* **Your objective**
Identify the lines that contain the word "Petang", then copy them.

* **Stored entries**
· · · · · · ·
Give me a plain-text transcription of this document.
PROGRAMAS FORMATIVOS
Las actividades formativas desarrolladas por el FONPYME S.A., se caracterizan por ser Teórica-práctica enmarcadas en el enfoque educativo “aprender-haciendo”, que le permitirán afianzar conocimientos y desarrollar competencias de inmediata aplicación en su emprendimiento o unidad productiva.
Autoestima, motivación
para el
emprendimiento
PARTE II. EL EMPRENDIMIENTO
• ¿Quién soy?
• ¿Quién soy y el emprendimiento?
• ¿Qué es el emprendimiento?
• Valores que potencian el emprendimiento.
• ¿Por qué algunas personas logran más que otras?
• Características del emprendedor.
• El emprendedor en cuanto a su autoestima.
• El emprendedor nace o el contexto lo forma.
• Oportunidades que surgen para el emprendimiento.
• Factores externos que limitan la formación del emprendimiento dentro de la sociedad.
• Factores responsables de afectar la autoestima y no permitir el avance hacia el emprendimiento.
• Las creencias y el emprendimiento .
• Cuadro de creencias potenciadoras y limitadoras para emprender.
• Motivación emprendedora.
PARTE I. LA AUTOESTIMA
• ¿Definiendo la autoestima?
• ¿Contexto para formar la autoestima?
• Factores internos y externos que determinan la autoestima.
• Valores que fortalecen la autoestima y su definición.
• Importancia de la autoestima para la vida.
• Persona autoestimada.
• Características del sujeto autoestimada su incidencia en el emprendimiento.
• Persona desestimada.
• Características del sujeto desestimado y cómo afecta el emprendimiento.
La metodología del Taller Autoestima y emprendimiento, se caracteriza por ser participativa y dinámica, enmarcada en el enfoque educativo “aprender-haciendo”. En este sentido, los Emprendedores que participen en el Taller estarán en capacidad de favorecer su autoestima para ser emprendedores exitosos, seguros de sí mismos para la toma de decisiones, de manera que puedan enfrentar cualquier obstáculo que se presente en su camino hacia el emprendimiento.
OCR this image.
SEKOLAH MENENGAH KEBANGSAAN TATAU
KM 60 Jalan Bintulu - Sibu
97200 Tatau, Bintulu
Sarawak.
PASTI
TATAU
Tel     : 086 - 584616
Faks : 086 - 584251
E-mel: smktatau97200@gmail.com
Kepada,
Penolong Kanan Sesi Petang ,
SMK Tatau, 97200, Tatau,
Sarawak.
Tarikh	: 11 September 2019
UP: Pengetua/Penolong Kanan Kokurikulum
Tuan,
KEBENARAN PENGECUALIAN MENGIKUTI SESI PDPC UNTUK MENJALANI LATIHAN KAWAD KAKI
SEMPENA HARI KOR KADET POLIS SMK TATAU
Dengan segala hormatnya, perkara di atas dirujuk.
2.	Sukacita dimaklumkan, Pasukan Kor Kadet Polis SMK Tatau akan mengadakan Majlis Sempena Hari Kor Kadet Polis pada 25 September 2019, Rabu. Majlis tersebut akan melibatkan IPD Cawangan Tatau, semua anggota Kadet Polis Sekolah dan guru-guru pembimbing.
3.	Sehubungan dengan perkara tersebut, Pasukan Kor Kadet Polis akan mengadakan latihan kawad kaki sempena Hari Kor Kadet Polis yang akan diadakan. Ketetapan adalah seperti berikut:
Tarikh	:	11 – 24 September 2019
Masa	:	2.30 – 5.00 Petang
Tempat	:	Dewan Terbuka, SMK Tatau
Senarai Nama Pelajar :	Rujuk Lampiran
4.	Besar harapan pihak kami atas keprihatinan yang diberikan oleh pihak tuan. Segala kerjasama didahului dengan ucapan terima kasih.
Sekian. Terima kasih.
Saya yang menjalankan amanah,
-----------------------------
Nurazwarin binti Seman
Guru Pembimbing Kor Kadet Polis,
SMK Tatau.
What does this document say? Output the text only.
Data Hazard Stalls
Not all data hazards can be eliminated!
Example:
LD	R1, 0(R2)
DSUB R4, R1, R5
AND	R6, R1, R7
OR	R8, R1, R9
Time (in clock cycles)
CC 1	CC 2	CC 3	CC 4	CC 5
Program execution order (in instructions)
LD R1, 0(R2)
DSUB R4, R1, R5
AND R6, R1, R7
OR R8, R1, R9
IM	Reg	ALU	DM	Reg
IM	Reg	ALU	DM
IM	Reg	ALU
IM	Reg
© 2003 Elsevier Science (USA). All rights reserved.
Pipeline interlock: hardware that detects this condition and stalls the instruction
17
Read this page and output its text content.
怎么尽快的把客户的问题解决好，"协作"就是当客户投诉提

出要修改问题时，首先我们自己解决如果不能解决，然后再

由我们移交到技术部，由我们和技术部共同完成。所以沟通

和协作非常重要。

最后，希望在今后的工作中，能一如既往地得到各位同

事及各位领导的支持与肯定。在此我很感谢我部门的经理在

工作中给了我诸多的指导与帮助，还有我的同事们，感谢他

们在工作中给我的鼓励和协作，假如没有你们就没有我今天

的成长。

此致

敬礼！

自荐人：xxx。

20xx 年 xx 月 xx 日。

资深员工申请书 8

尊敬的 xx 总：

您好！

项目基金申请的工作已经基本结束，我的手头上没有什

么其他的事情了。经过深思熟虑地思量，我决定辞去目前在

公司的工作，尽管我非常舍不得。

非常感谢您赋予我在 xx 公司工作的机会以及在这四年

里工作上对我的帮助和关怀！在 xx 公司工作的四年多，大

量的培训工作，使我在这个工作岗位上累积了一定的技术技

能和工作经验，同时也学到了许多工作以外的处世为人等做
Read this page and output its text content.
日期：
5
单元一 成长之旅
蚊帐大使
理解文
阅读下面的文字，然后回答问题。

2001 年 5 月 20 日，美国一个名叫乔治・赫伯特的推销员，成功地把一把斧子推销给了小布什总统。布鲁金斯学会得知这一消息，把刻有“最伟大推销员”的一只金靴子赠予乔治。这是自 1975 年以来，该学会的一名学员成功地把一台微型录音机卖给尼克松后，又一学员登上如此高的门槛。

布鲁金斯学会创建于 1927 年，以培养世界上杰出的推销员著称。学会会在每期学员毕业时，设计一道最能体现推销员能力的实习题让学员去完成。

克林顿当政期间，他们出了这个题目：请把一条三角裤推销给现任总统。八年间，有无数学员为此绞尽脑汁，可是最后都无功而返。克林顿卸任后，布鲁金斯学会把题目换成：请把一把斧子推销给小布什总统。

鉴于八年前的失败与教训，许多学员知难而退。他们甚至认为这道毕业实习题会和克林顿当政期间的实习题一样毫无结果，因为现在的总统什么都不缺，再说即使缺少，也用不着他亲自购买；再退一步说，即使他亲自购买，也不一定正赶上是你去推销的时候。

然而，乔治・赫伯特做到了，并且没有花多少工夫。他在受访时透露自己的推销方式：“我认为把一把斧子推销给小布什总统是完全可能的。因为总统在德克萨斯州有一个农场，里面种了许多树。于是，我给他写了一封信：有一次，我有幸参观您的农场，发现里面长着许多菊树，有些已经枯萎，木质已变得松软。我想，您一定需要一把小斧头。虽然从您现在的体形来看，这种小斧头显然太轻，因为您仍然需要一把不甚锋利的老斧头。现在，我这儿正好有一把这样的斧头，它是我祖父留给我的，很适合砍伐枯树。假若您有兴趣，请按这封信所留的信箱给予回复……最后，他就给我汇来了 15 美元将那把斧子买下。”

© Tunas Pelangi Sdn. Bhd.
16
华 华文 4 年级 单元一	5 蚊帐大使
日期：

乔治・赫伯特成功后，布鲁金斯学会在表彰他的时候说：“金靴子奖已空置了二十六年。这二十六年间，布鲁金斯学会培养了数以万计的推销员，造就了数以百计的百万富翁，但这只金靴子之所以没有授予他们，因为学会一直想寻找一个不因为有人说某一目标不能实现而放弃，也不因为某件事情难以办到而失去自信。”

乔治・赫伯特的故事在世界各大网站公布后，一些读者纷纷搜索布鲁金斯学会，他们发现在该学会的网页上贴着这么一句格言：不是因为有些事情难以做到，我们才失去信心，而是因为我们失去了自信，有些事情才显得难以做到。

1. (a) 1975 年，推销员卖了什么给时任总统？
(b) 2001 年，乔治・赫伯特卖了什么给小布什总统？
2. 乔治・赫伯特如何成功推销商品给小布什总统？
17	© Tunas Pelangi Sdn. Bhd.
· · · · · · ·
* **Result of this exercise**
Penolong Kanan Sesi Petang ,
Masa	:	2.30 – 5.00 Petang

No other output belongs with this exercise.